**WORK TO BE COMPLETED:**
Change every "outlier-point" to "outlier-marker" in the part of the listing that runs from its start through the line containing "subplot-title: SF=0.01, indexes", leaving everything else untouched. Output only those lines.
## Begin MATERIAL SUPPLIED
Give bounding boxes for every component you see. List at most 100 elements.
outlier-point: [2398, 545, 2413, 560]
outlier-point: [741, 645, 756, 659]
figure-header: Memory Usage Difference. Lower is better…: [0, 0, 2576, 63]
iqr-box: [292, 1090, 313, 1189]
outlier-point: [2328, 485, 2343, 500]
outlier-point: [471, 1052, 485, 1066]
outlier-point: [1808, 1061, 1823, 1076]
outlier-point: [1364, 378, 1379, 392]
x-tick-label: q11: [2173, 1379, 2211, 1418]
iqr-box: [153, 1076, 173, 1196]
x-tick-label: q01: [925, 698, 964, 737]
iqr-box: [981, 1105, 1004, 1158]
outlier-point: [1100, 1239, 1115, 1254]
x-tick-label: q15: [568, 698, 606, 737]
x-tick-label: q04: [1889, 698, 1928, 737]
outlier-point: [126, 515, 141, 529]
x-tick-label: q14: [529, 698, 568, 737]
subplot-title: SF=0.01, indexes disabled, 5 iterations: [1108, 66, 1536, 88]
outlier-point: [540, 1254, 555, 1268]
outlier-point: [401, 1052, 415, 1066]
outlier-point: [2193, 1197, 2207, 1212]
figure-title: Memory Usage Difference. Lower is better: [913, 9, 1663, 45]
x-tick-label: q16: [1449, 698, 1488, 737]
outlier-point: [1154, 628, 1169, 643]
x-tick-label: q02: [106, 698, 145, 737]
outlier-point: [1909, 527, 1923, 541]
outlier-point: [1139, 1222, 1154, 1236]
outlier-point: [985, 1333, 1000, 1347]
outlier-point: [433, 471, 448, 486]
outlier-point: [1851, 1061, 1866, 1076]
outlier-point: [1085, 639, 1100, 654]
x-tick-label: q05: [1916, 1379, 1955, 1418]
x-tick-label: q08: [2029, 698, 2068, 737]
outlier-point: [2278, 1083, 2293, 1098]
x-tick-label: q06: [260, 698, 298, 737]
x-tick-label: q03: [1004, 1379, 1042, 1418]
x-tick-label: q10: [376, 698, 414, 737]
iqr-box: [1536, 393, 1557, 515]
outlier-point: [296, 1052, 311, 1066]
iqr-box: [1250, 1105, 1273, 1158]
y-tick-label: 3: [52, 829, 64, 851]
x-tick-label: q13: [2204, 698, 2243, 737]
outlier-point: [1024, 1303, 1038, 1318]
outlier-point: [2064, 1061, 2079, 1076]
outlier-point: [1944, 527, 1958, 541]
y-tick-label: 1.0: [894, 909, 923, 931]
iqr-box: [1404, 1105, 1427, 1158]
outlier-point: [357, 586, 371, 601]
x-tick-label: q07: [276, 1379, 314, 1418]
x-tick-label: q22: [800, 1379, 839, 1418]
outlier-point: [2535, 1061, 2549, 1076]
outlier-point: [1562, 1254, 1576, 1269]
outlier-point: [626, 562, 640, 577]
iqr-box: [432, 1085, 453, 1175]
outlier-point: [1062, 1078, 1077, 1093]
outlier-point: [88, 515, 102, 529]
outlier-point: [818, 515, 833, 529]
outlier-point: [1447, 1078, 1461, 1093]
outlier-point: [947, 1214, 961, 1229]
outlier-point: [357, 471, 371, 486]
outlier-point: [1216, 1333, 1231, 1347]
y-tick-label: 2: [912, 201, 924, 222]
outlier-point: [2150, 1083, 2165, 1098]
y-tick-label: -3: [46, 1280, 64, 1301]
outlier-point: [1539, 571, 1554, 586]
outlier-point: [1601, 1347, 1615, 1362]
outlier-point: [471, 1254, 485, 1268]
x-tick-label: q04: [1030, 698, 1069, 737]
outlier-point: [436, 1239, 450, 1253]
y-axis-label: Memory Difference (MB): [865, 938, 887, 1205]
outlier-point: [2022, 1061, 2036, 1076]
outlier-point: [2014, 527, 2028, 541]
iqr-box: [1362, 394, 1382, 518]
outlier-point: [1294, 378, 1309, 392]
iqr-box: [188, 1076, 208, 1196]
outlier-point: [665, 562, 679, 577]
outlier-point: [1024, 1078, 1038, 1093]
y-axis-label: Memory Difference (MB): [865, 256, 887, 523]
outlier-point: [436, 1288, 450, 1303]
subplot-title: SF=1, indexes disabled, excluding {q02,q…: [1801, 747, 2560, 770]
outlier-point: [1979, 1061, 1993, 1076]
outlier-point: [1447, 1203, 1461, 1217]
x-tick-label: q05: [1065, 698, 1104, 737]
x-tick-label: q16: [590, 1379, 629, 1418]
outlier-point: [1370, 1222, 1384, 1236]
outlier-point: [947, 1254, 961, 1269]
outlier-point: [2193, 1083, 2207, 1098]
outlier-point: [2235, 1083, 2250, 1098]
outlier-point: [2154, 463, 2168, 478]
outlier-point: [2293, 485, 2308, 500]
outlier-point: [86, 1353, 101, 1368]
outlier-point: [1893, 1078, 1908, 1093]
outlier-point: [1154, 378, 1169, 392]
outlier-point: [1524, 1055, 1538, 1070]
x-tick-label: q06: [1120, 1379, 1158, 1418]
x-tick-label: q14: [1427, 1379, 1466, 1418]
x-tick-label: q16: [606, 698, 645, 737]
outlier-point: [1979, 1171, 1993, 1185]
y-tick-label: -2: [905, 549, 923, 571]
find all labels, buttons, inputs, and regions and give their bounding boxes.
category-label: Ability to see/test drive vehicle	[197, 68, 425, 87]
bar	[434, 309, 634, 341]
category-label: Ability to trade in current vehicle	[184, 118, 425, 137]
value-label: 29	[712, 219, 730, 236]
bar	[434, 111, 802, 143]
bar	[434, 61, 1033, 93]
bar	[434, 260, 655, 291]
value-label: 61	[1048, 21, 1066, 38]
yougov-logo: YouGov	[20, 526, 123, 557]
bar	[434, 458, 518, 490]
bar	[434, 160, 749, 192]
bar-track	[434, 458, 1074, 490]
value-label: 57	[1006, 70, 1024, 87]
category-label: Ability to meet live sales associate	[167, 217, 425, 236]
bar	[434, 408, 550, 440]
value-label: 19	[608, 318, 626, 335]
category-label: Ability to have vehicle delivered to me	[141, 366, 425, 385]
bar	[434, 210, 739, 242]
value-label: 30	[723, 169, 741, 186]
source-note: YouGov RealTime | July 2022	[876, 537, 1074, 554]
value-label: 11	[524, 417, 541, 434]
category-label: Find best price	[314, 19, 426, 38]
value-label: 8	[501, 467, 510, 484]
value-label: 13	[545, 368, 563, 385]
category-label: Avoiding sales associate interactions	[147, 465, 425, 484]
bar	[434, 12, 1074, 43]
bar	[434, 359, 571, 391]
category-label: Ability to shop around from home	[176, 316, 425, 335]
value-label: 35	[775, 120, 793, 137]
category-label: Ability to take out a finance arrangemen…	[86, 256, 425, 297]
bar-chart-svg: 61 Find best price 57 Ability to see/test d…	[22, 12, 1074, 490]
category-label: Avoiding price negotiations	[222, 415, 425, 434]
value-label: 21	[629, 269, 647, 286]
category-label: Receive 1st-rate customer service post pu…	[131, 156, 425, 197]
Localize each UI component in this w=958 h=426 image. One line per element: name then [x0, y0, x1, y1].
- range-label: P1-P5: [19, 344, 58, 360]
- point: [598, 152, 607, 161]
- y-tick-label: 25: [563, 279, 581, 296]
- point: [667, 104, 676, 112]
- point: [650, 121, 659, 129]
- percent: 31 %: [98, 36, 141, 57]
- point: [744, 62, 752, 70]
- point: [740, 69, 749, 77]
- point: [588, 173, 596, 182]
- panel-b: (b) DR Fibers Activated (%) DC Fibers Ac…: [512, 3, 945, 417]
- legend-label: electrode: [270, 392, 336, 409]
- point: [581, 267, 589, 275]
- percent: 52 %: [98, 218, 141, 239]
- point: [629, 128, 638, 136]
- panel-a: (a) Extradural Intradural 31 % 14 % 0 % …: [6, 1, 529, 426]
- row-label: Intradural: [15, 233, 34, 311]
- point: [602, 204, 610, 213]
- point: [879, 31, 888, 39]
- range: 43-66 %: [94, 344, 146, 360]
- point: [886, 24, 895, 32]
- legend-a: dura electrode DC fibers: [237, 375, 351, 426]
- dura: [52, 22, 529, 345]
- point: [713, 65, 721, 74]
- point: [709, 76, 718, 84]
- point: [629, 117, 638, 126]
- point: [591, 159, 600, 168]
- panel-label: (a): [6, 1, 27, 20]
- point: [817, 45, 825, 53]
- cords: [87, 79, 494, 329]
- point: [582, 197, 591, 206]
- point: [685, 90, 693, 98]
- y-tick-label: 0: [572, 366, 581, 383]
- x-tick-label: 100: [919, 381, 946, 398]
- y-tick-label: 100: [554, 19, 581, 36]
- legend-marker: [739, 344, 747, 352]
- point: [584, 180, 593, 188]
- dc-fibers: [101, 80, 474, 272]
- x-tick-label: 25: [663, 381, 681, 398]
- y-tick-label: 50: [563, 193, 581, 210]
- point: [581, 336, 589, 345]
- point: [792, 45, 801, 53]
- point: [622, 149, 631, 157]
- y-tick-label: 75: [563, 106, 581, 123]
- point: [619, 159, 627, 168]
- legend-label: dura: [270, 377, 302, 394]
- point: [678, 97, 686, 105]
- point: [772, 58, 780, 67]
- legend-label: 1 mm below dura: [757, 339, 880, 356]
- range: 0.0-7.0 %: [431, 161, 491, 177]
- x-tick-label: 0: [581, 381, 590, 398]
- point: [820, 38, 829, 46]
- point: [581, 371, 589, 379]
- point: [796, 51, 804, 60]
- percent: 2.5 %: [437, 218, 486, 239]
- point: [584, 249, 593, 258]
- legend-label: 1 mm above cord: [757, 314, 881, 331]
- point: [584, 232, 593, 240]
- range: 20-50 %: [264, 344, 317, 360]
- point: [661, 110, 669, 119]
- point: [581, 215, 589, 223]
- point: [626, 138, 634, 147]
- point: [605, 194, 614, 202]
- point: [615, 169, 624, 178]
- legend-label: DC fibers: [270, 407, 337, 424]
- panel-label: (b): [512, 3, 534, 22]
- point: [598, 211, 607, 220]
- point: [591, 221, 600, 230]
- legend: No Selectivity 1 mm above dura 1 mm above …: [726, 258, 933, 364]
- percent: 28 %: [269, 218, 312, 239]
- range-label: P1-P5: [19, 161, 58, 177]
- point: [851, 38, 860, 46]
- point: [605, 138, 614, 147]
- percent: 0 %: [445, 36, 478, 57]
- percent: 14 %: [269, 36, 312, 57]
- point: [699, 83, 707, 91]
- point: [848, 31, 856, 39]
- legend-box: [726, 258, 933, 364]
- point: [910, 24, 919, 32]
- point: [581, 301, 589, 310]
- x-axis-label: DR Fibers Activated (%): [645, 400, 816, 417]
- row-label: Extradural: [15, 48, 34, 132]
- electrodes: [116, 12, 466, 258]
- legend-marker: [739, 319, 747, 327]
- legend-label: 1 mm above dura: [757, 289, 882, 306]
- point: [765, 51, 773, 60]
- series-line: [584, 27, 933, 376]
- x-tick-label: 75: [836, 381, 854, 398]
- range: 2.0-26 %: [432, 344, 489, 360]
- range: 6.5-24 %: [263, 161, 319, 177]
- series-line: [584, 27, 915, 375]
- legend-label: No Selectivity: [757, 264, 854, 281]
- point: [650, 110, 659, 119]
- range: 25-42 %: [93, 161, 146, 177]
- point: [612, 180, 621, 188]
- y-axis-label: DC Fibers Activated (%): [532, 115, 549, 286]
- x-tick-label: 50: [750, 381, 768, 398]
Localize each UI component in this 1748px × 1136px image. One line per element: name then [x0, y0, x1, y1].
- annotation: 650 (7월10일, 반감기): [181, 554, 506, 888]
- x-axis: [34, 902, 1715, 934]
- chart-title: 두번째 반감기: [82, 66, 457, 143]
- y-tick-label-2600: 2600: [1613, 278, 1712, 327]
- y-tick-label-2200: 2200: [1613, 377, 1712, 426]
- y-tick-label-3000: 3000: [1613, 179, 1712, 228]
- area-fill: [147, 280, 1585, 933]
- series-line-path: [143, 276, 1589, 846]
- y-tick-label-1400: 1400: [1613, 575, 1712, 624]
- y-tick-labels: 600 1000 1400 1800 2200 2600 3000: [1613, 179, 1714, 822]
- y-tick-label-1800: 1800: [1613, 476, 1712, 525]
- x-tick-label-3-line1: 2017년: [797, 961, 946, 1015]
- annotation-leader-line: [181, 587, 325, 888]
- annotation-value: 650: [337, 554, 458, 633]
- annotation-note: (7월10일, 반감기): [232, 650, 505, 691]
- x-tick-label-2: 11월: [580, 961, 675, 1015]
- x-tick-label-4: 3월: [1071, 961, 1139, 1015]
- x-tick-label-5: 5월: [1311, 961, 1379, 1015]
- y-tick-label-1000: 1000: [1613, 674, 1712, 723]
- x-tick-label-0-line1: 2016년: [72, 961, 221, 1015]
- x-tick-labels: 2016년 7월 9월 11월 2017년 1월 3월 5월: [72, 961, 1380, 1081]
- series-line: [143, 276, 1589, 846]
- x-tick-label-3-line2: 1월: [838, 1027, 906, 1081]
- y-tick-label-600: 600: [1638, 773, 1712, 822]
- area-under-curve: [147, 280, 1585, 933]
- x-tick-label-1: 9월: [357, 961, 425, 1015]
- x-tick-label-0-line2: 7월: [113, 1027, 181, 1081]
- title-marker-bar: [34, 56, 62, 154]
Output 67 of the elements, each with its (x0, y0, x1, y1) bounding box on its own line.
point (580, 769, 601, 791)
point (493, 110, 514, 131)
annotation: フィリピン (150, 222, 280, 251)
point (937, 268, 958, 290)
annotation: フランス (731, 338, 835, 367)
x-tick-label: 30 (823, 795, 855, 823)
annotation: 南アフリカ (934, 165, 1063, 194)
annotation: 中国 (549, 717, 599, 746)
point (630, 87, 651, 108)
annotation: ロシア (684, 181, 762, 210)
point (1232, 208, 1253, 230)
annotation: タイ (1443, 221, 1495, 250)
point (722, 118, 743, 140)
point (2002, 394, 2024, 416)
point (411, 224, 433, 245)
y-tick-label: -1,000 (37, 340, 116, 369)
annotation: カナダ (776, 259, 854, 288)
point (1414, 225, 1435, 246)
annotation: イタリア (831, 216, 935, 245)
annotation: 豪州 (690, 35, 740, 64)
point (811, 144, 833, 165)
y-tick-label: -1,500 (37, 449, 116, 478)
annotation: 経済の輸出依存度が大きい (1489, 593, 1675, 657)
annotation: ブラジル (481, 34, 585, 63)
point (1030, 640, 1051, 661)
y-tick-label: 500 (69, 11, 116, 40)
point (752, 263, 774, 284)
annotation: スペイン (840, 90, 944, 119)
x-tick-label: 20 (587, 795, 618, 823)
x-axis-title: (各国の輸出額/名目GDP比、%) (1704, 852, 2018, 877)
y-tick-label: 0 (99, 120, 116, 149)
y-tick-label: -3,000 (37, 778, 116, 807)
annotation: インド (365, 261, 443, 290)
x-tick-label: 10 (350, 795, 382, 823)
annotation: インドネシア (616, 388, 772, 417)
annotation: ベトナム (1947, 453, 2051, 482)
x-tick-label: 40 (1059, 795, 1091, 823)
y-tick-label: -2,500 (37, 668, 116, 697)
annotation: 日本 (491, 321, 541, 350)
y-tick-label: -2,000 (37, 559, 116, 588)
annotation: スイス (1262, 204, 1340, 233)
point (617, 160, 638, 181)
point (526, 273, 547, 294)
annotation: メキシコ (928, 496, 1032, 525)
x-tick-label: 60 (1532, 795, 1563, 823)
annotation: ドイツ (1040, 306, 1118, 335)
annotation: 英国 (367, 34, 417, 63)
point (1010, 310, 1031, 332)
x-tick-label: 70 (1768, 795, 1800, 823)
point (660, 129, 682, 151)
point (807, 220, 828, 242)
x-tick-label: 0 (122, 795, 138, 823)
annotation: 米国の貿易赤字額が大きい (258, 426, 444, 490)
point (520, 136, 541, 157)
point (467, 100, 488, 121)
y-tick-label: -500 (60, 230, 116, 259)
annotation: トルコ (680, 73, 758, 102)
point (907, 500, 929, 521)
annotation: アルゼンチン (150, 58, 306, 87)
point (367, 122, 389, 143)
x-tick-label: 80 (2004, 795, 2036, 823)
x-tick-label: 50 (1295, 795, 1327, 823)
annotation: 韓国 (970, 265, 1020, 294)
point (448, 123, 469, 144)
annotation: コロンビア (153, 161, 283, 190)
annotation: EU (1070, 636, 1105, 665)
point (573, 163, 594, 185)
## End MATERIAL SUPPLIED
**SOLUTION TO THE PROBLEM:**
Give bounding boxes for every component you see. List at most 100 elements.
outlier-marker: [2398, 545, 2413, 560]
outlier-marker: [741, 645, 756, 659]
figure-header: Memory Usage Difference. Lower is better…: [0, 0, 2576, 63]
iqr-box: [292, 1090, 313, 1189]
outlier-marker: [2328, 485, 2343, 500]
outlier-marker: [471, 1052, 485, 1066]
outlier-marker: [1808, 1061, 1823, 1076]
outlier-marker: [1364, 378, 1379, 392]
x-tick-label: q11: [2173, 1379, 2211, 1418]
iqr-box: [153, 1076, 173, 1196]
x-tick-label: q01: [925, 698, 964, 737]
iqr-box: [981, 1105, 1004, 1158]
outlier-marker: [1100, 1239, 1115, 1254]
x-tick-label: q15: [568, 698, 606, 737]
x-tick-label: q04: [1889, 698, 1928, 737]
outlier-marker: [126, 515, 141, 529]
x-tick-label: q14: [529, 698, 568, 737]
subplot-title: SF=0.01, indexes disabled, 5 iterations: [1108, 66, 1536, 88]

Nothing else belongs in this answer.